═════ RECORDS TO USE

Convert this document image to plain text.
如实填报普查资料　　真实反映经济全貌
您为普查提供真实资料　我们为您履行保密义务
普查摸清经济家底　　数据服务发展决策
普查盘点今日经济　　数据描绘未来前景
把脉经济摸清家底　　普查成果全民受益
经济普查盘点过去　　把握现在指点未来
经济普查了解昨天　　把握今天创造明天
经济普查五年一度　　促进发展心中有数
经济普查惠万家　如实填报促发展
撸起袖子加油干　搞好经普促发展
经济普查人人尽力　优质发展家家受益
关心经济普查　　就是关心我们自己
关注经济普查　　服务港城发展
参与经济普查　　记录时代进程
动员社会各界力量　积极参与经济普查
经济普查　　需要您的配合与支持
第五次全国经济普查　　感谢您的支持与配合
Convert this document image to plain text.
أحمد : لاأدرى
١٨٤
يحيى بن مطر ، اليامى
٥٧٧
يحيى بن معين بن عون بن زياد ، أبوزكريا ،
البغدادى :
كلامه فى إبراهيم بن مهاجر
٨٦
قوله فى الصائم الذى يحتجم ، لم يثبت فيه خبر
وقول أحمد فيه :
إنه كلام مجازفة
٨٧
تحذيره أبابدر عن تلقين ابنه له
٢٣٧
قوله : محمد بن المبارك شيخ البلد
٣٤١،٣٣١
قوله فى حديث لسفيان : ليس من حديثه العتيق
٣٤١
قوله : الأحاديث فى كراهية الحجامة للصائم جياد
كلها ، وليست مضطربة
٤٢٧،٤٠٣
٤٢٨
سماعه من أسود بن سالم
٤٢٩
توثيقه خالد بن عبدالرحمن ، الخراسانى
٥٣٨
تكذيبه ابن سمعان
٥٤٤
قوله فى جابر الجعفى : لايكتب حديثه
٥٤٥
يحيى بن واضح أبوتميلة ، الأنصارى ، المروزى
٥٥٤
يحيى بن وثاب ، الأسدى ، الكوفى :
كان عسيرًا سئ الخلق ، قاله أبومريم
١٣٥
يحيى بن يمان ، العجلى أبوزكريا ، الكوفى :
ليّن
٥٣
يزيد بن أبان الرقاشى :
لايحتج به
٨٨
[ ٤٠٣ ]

══════════

SET PROBLEM: Reproduce the entries above exactly.

FULL ANSWER:
Convert this document image to plain text.
如实填报普查资料　　真实反映经济全貌
您为普查提供真实资料　我们为您履行保密义务
普查摸清经济家底　　数据服务发展决策
普查盘点今日经济　　数据描绘未来前景
把脉经济摸清家底　　普查成果全民受益
经济普查盘点过去　　把握现在指点未来
经济普查了解昨天　　把握今天创造明天
经济普查五年一度　　促进发展心中有数
经济普查惠万家　如实填报促发展
撸起袖子加油干　搞好经普促发展
经济普查人人尽力　优质发展家家受益
关心经济普查　　就是关心我们自己
关注经济普查　　服务港城发展
参与经济普查　　记录时代进程
动员社会各界力量　积极参与经济普查
经济普查　　需要您的配合与支持
第五次全国经济普查　　感谢您的支持与配合
Convert this document image to plain text.
أحمد : لاأدرى
١٨٤
يحيى بن مطر ، اليامى
٥٧٧
يحيى بن معين بن عون بن زياد ، أبوزكريا ،
البغدادى :
كلامه فى إبراهيم بن مهاجر
٨٦
قوله فى الصائم الذى يحتجم ، لم يثبت فيه خبر
وقول أحمد فيه :
إنه كلام مجازفة
٨٧
تحذيره أبابدر عن تلقين ابنه له
٢٣٧
قوله : محمد بن المبارك شيخ البلد
٣٤١،٣٣١
قوله فى حديث لسفيان : ليس من حديثه العتيق
٣٤١
قوله : الأحاديث فى كراهية الحجامة للصائم جياد
كلها ، وليست مضطربة
٤٢٧،٤٠٣
٤٢٨
سماعه من أسود بن سالم
٤٢٩
توثيقه خالد بن عبدالرحمن ، الخراسانى
٥٣٨
تكذيبه ابن سمعان
٥٤٤
قوله فى جابر الجعفى : لايكتب حديثه
٥٤٥
يحيى بن واضح أبوتميلة ، الأنصارى ، المروزى
٥٥٤
يحيى بن وثاب ، الأسدى ، الكوفى :
كان عسيرًا سئ الخلق ، قاله أبومريم
١٣٥
يحيى بن يمان ، العجلى أبوزكريا ، الكوفى :
ليّن
٥٣
يزيد بن أبان الرقاشى :
لايحتج به
٨٨
[ ٤٠٣ ]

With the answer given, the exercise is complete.